Problem to work on: Within the records that follow, find every line containing the string "hazır". Copy those lines.

Collected data:
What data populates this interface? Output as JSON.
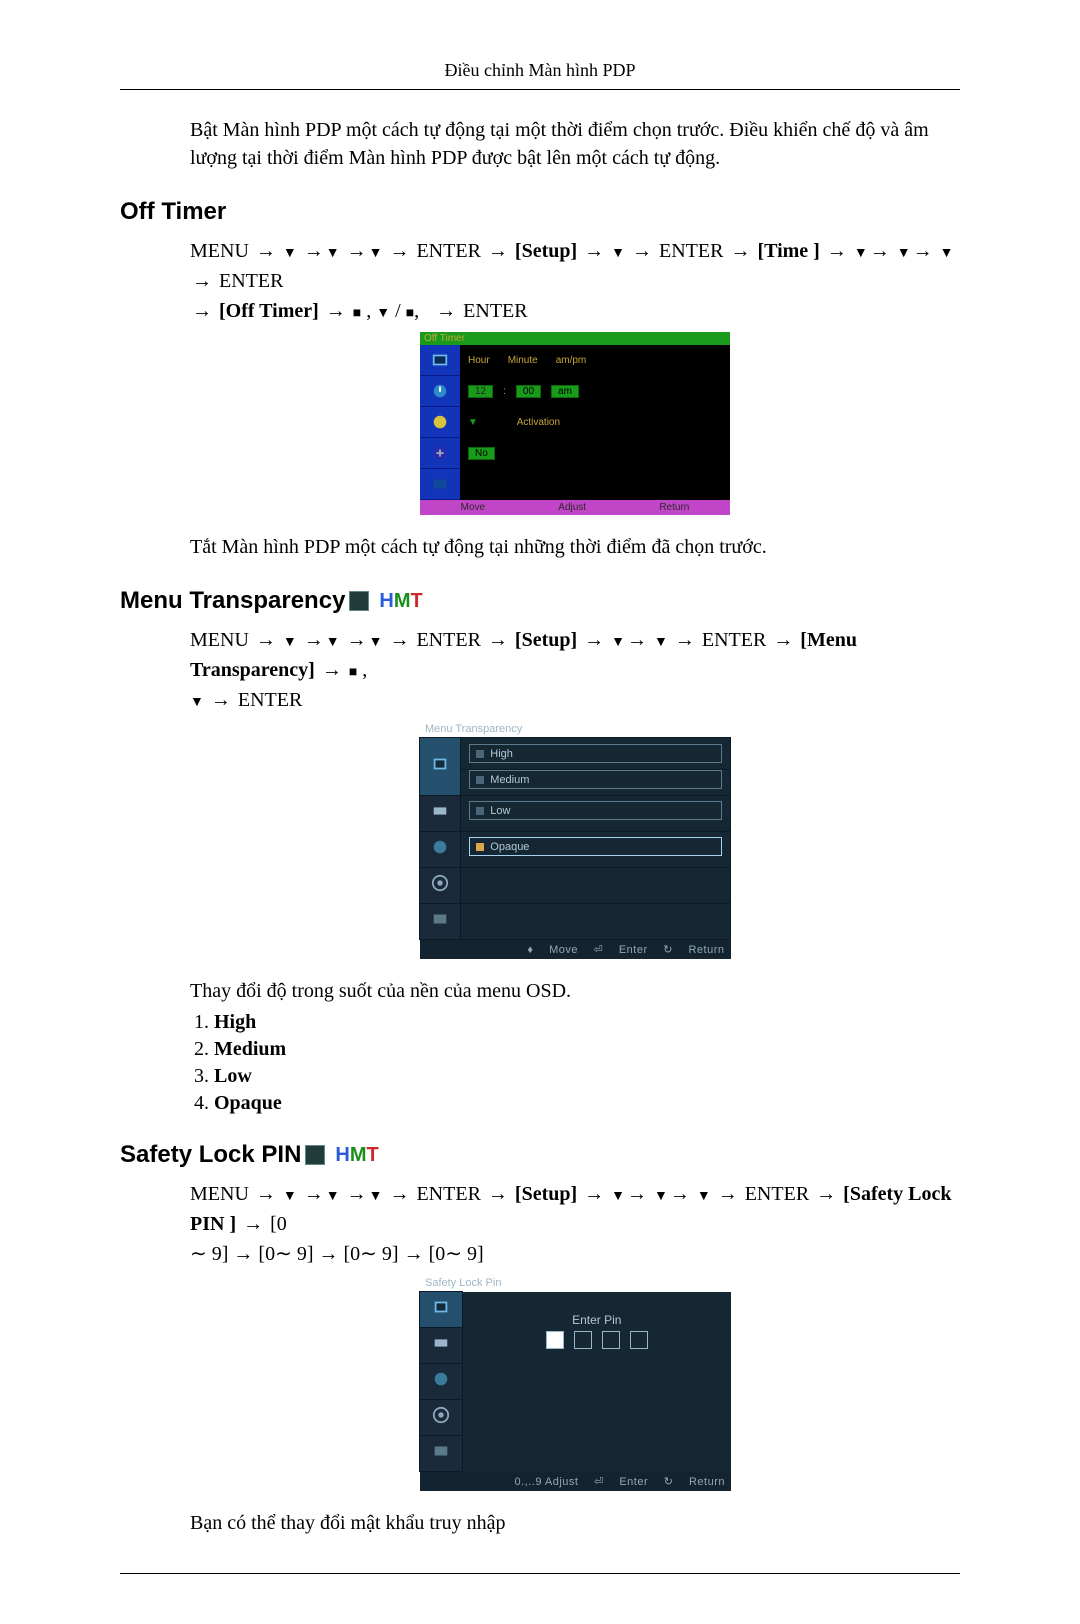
{
  "pageHeader": "Điều chỉnh Màn hình PDP",
  "intro": "Bật Màn hình PDP một cách tự động tại một thời điểm chọn trước. Điều khiển chế độ và âm lượng tại thời điểm Màn hình PDP được bật lên một cách tự động.",
  "sections": {
    "offTimer": {
      "title": "Off Timer",
      "path": {
        "menu": "MENU",
        "enter": "ENTER",
        "setup": "[Setup]",
        "time": "[Time ]",
        "offTimer": "[Off Timer]"
      },
      "osd": {
        "title": "Off Timer",
        "row1": {
          "labels": [
            "Hour",
            "Minute",
            "am/pm"
          ]
        },
        "row2": {
          "spins": [
            "12",
            "00",
            "am"
          ]
        },
        "row3": {
          "label": "Activation"
        },
        "row4": {
          "spin": "No"
        },
        "footer": [
          "Move",
          "Adjust",
          "Return"
        ]
      },
      "after": "Tắt Màn hình PDP một cách tự động tại những thời điểm đã chọn trước."
    },
    "menuTransparency": {
      "title": "Menu Transparency",
      "path": {
        "menu": "MENU",
        "enter": "ENTER",
        "setup": "[Setup]",
        "mt": "[Menu Transparency]"
      },
      "osd": {
        "title": "Menu Transparency",
        "options": [
          "High",
          "Medium",
          "Low",
          "Opaque"
        ],
        "selectedIndex": 3,
        "footer": {
          "move": "Move",
          "enter": "Enter",
          "return": "Return"
        }
      },
      "after": "Thay đổi độ trong suốt của nền của menu OSD.",
      "list": [
        "High",
        "Medium",
        "Low",
        "Opaque"
      ]
    },
    "safetyLock": {
      "title": "Safety Lock PIN",
      "path": {
        "menu": "MENU",
        "enter": "ENTER",
        "setup": "[Setup]",
        "sl": "[Safety Lock PIN ]",
        "range": "[0∼ 9] → [0∼ 9] → [0∼ 9] → [0∼ 9]"
      },
      "osd": {
        "title": "Safety Lock Pin",
        "prompt": "Enter Pin",
        "digits": 4,
        "footer": {
          "adjust": "0.,..9 Adjust",
          "enter": "Enter",
          "return": "Return"
        }
      },
      "after": "Bạn có thể thay đổi mật khẩu truy nhập"
    }
  },
  "iconBadges": {
    "hmt": {
      "h": "H",
      "m": "M",
      "t": "T"
    }
  }
}
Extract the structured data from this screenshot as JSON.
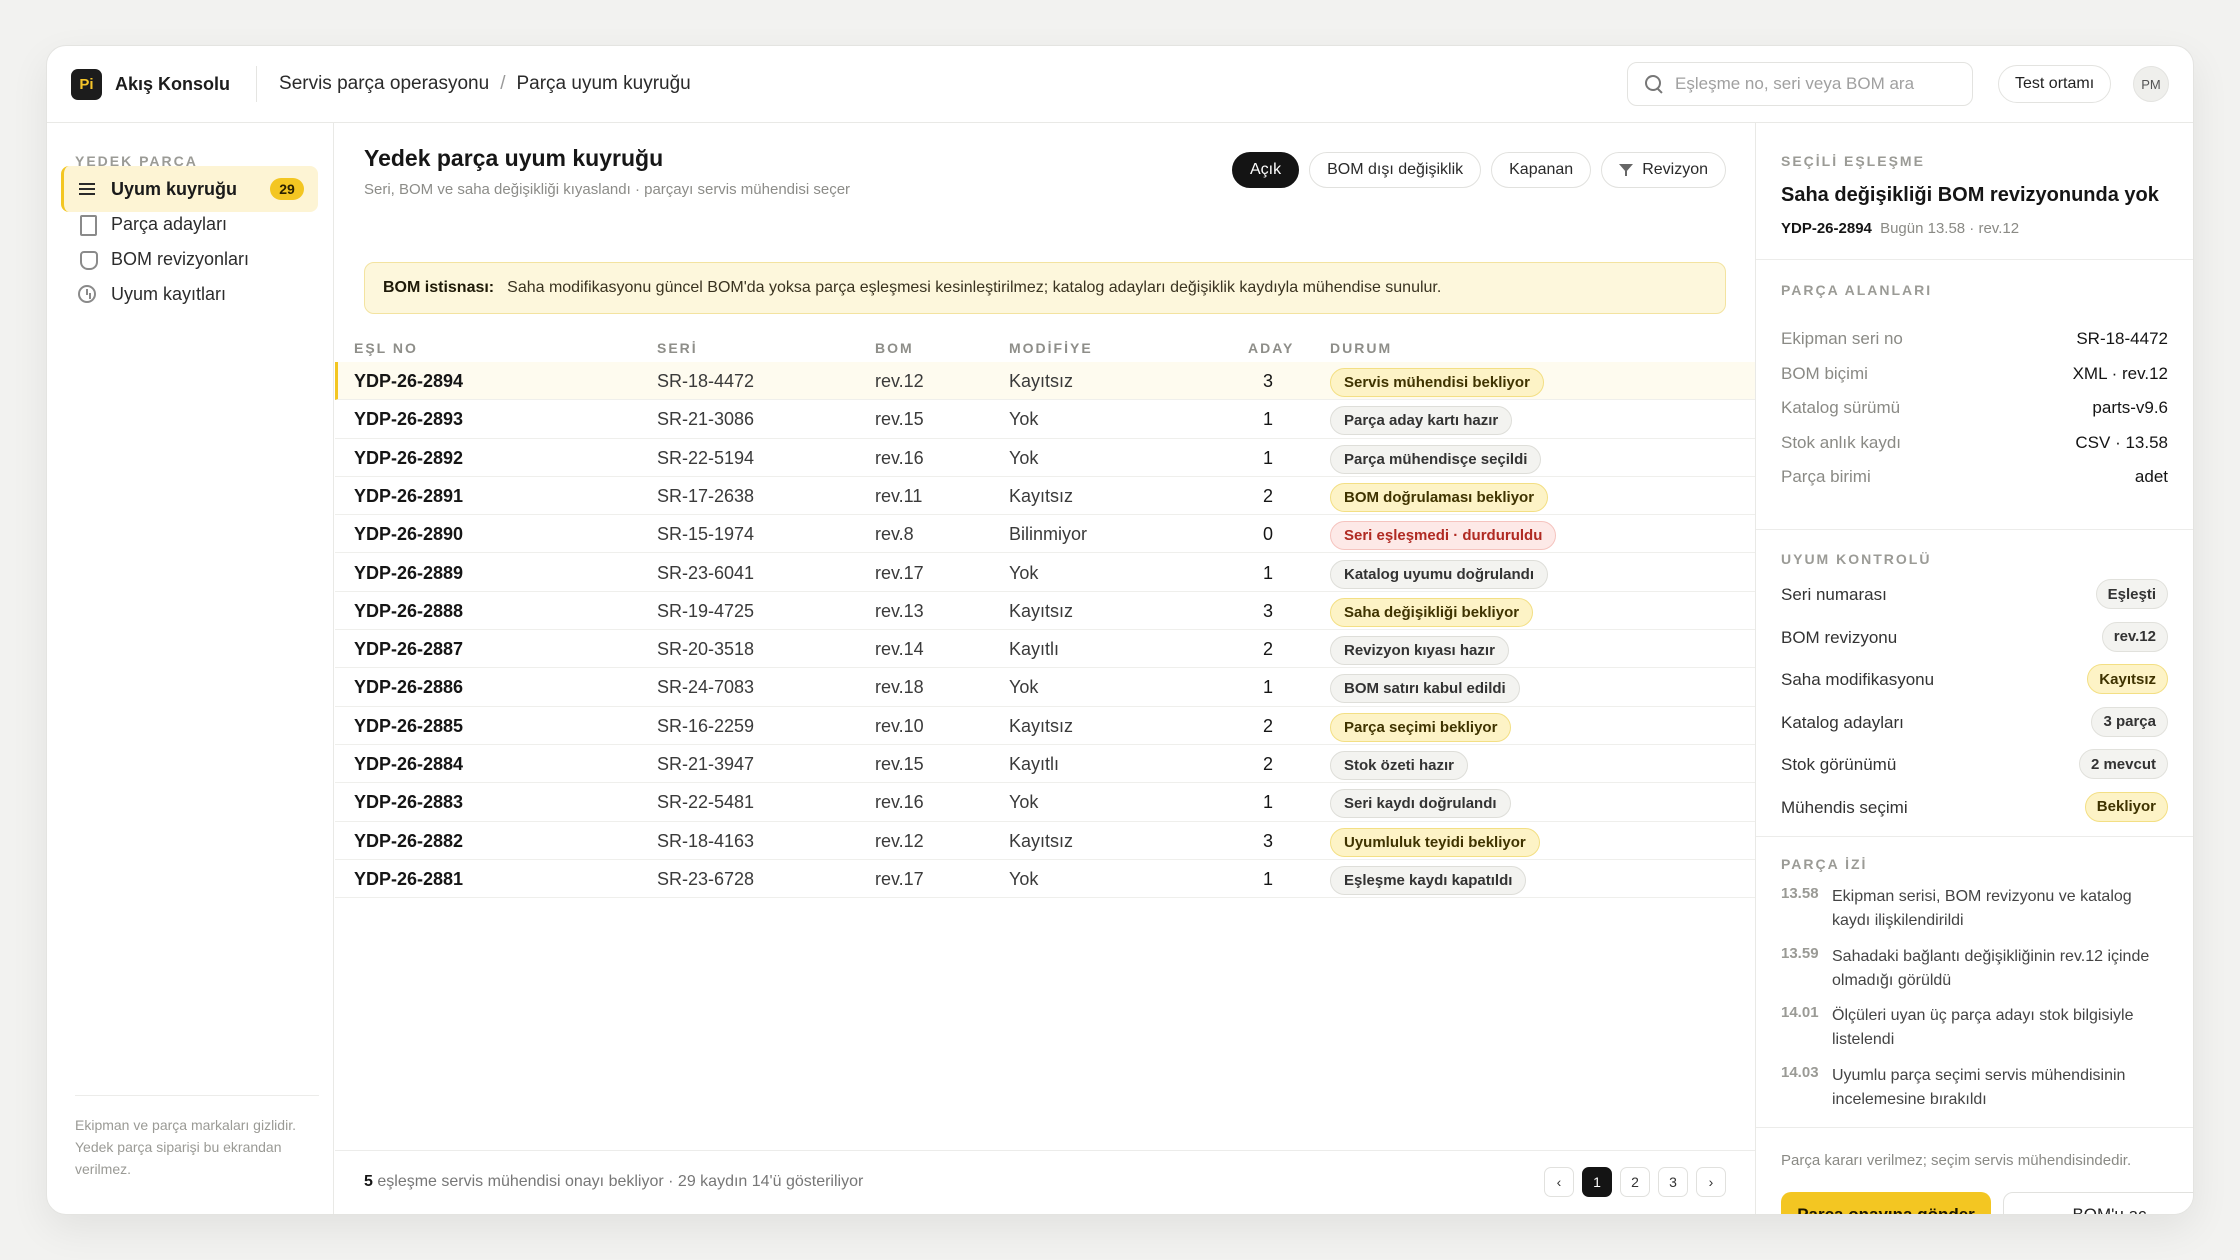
{
  "app": {
    "logo_text": "Pi",
    "name": "Akış Konsolu"
  },
  "breadcrumb": [
    "Servis parça operasyonu",
    "Parça uyum kuyruğu"
  ],
  "breadcrumb_sep": "/",
  "search": {
    "placeholder": "Eşleşme no, seri veya BOM ara"
  },
  "env_label": "Test ortamı",
  "avatar_initials": "PM",
  "sidebar": {
    "title": "YEDEK PARÇA",
    "items": [
      {
        "label": "Uyum kuyruğu",
        "icon": "list-icon",
        "count": "29",
        "active": true
      },
      {
        "label": "Parça adayları",
        "icon": "document-icon"
      },
      {
        "label": "BOM revizyonları",
        "icon": "shield-icon"
      },
      {
        "label": "Uyum kayıtları",
        "icon": "clock-icon"
      }
    ],
    "footer": "Ekipman ve parça markaları gizlidir. Yedek parça siparişi bu ekrandan verilmez."
  },
  "main": {
    "title": "Yedek parça uyum kuyruğu",
    "subtitle": "Seri, BOM ve saha değişikliği kıyaslandı · parçayı servis mühendisi seçer",
    "filters": [
      "Açık",
      "BOM dışı değişiklik",
      "Kapanan",
      "Revizyon"
    ],
    "banner": {
      "label": "BOM istisnası:",
      "text": "Saha modifikasyonu güncel BOM'da yoksa parça eşleşmesi kesinleştirilmez; katalog adayları değişiklik kaydıyla mühendise sunulur."
    },
    "columns": [
      "EŞL NO",
      "SERİ",
      "BOM",
      "MODİFİYE",
      "ADAY",
      "DURUM"
    ],
    "rows": [
      {
        "id": "YDP-26-2894",
        "seri": "SR-18-4472",
        "bom": "rev.12",
        "mod": "Kayıtsız",
        "aday": "3",
        "status": "Servis mühendisi bekliyor",
        "tone": "yellow"
      },
      {
        "id": "YDP-26-2893",
        "seri": "SR-21-3086",
        "bom": "rev.15",
        "mod": "Yok",
        "aday": "1",
        "status": "Parça aday kartı hazır",
        "tone": "grey"
      },
      {
        "id": "YDP-26-2892",
        "seri": "SR-22-5194",
        "bom": "rev.16",
        "mod": "Yok",
        "aday": "1",
        "status": "Parça mühendisçe seçildi",
        "tone": "grey"
      },
      {
        "id": "YDP-26-2891",
        "seri": "SR-17-2638",
        "bom": "rev.11",
        "mod": "Kayıtsız",
        "aday": "2",
        "status": "BOM doğrulaması bekliyor",
        "tone": "yellow"
      },
      {
        "id": "YDP-26-2890",
        "seri": "SR-15-1974",
        "bom": "rev.8",
        "mod": "Bilinmiyor",
        "aday": "0",
        "status": "Seri eşleşmedi · durduruldu",
        "tone": "red"
      },
      {
        "id": "YDP-26-2889",
        "seri": "SR-23-6041",
        "bom": "rev.17",
        "mod": "Yok",
        "aday": "1",
        "status": "Katalog uyumu doğrulandı",
        "tone": "grey"
      },
      {
        "id": "YDP-26-2888",
        "seri": "SR-19-4725",
        "bom": "rev.13",
        "mod": "Kayıtsız",
        "aday": "3",
        "status": "Saha değişikliği bekliyor",
        "tone": "yellow"
      },
      {
        "id": "YDP-26-2887",
        "seri": "SR-20-3518",
        "bom": "rev.14",
        "mod": "Kayıtlı",
        "aday": "2",
        "status": "Revizyon kıyası hazır",
        "tone": "grey"
      },
      {
        "id": "YDP-26-2886",
        "seri": "SR-24-7083",
        "bom": "rev.18",
        "mod": "Yok",
        "aday": "1",
        "status": "BOM satırı kabul edildi",
        "tone": "grey"
      },
      {
        "id": "YDP-26-2885",
        "seri": "SR-16-2259",
        "bom": "rev.10",
        "mod": "Kayıtsız",
        "aday": "2",
        "status": "Parça seçimi bekliyor",
        "tone": "yellow"
      },
      {
        "id": "YDP-26-2884",
        "seri": "SR-21-3947",
        "bom": "rev.15",
        "mod": "Kayıtlı",
        "aday": "2",
        "status": "Stok özeti hazır",
        "tone": "grey"
      },
      {
        "id": "YDP-26-2883",
        "seri": "SR-22-5481",
        "bom": "rev.16",
        "mod": "Yok",
        "aday": "1",
        "status": "Seri kaydı doğrulandı",
        "tone": "grey"
      },
      {
        "id": "YDP-26-2882",
        "seri": "SR-18-4163",
        "bom": "rev.12",
        "mod": "Kayıtsız",
        "aday": "3",
        "status": "Uyumluluk teyidi bekliyor",
        "tone": "yellow"
      },
      {
        "id": "YDP-26-2881",
        "seri": "SR-23-6728",
        "bom": "rev.17",
        "mod": "Yok",
        "aday": "1",
        "status": "Eşleşme kaydı kapatıldı",
        "tone": "grey"
      }
    ],
    "footer": {
      "count": "5",
      "text": "eşleşme servis mühendisi onayı bekliyor · 29 kaydın 14'ü gösteriliyor"
    },
    "pager": [
      "‹",
      "1",
      "2",
      "3",
      "›"
    ]
  },
  "panel": {
    "selected_label": "SEÇİLİ EŞLEŞME",
    "title": "Saha değişikliği BOM revizyonunda yok",
    "id": "YDP-26-2894",
    "meta": "Bugün 13.58 · rev.12",
    "fields_label": "PARÇA ALANLARI",
    "fields": [
      {
        "k": "Ekipman seri no",
        "v": "SR-18-4472"
      },
      {
        "k": "BOM biçimi",
        "v": "XML · rev.12"
      },
      {
        "k": "Katalog sürümü",
        "v": "parts-v9.6"
      },
      {
        "k": "Stok anlık kaydı",
        "v": "CSV · 13.58"
      },
      {
        "k": "Parça birimi",
        "v": "adet"
      }
    ],
    "checks_label": "UYUM KONTROLÜ",
    "checks": [
      {
        "k": "Seri numarası",
        "v": "Eşleşti",
        "tone": "grey"
      },
      {
        "k": "BOM revizyonu",
        "v": "rev.12",
        "tone": "grey"
      },
      {
        "k": "Saha modifikasyonu",
        "v": "Kayıtsız",
        "tone": "yellow"
      },
      {
        "k": "Katalog adayları",
        "v": "3 parça",
        "tone": "grey"
      },
      {
        "k": "Stok görünümü",
        "v": "2 mevcut",
        "tone": "grey"
      },
      {
        "k": "Mühendis seçimi",
        "v": "Bekliyor",
        "tone": "yellow"
      }
    ],
    "trace_label": "PARÇA İZİ",
    "trace": [
      {
        "t": "13.58",
        "d": "Ekipman serisi, BOM revizyonu ve katalog kaydı ilişkilendirildi"
      },
      {
        "t": "13.59",
        "d": "Sahadaki bağlantı değişikliğinin rev.12 içinde olmadığı görüldü"
      },
      {
        "t": "14.01",
        "d": "Ölçüleri uyan üç parça adayı stok bilgisiyle listelendi"
      },
      {
        "t": "14.03",
        "d": "Uyumlu parça seçimi servis mühendisinin incelemesine bırakıldı"
      }
    ],
    "note": "Parça kararı verilmez; seçim servis mühendisindedir.",
    "primary_button": "Parça onayına gönder",
    "secondary_button": "BOM'u aç"
  },
  "colors": {
    "accent": "#f3c622",
    "dark": "#141414",
    "warn_bg": "#fdf3c6",
    "error_text": "#b02a22"
  }
}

Solution:
        "status": "Parça aday kartı hazır",
        "status": "Revizyon kıyası hazır",
        "status": "Stok özeti hazır",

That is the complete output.